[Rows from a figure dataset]
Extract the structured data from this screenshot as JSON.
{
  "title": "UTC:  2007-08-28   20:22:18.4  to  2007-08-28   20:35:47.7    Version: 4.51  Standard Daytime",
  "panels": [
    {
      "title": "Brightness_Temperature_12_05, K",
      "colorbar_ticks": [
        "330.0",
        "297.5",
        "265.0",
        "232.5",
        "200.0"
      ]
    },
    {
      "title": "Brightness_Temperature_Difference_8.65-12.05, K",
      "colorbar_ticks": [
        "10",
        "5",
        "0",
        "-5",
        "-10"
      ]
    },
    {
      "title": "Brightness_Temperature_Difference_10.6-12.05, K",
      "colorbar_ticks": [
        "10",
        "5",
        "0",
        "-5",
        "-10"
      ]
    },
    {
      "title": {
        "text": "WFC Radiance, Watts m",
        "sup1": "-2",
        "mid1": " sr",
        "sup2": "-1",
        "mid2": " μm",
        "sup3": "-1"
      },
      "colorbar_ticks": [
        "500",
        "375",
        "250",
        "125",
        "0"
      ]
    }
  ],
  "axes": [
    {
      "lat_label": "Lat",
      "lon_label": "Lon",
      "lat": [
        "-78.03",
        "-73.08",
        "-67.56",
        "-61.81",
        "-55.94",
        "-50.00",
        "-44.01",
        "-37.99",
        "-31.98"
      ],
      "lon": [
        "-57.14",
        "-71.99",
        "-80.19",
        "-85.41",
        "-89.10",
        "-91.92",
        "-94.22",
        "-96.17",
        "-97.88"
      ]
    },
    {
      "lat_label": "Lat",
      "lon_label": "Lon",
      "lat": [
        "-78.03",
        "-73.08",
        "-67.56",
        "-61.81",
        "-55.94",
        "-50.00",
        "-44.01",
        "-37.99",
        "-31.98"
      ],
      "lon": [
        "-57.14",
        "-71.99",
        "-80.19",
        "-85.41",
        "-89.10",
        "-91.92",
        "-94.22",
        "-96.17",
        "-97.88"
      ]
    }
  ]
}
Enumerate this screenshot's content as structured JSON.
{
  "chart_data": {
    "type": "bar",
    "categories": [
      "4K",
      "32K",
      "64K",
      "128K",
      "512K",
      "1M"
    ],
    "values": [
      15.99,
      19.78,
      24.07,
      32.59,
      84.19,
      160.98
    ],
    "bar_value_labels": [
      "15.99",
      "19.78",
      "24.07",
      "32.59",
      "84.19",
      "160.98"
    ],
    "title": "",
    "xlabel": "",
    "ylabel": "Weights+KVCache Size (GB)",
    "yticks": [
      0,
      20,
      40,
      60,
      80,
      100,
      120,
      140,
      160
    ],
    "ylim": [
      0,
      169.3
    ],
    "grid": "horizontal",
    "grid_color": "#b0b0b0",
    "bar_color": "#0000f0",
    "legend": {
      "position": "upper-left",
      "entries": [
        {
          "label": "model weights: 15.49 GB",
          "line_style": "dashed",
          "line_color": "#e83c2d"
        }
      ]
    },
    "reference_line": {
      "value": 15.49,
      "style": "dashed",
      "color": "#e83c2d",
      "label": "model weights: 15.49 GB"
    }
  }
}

#### [Work to be completed]
Exactly and exclusively, repeat the lines from the line that contains "Enumerate this screenshot's" through the end of the records, both ends included.

#### [Output for this task]
Enumerate this screenshot's content as structured JSON.
{
  "chart_data": {
    "type": "bar",
    "categories": [
      "4K",
      "32K",
      "64K",
      "128K",
      "512K",
      "1M"
    ],
    "values": [
      15.99,
      19.78,
      24.07,
      32.59,
      84.19,
      160.98
    ],
    "bar_value_labels": [
      "15.99",
      "19.78",
      "24.07",
      "32.59",
      "84.19",
      "160.98"
    ],
    "title": "",
    "xlabel": "",
    "ylabel": "Weights+KVCache Size (GB)",
    "yticks": [
      0,
      20,
      40,
      60,
      80,
      100,
      120,
      140,
      160
    ],
    "ylim": [
      0,
      169.3
    ],
    "grid": "horizontal",
    "grid_color": "#b0b0b0",
    "bar_color": "#0000f0",
    "legend": {
      "position": "upper-left",
      "entries": [
        {
          "label": "model weights: 15.49 GB",
          "line_style": "dashed",
          "line_color": "#e83c2d"
        }
      ]
    },
    "reference_line": {
      "value": 15.49,
      "style": "dashed",
      "color": "#e83c2d",
      "label": "model weights: 15.49 GB"
    }
  }
}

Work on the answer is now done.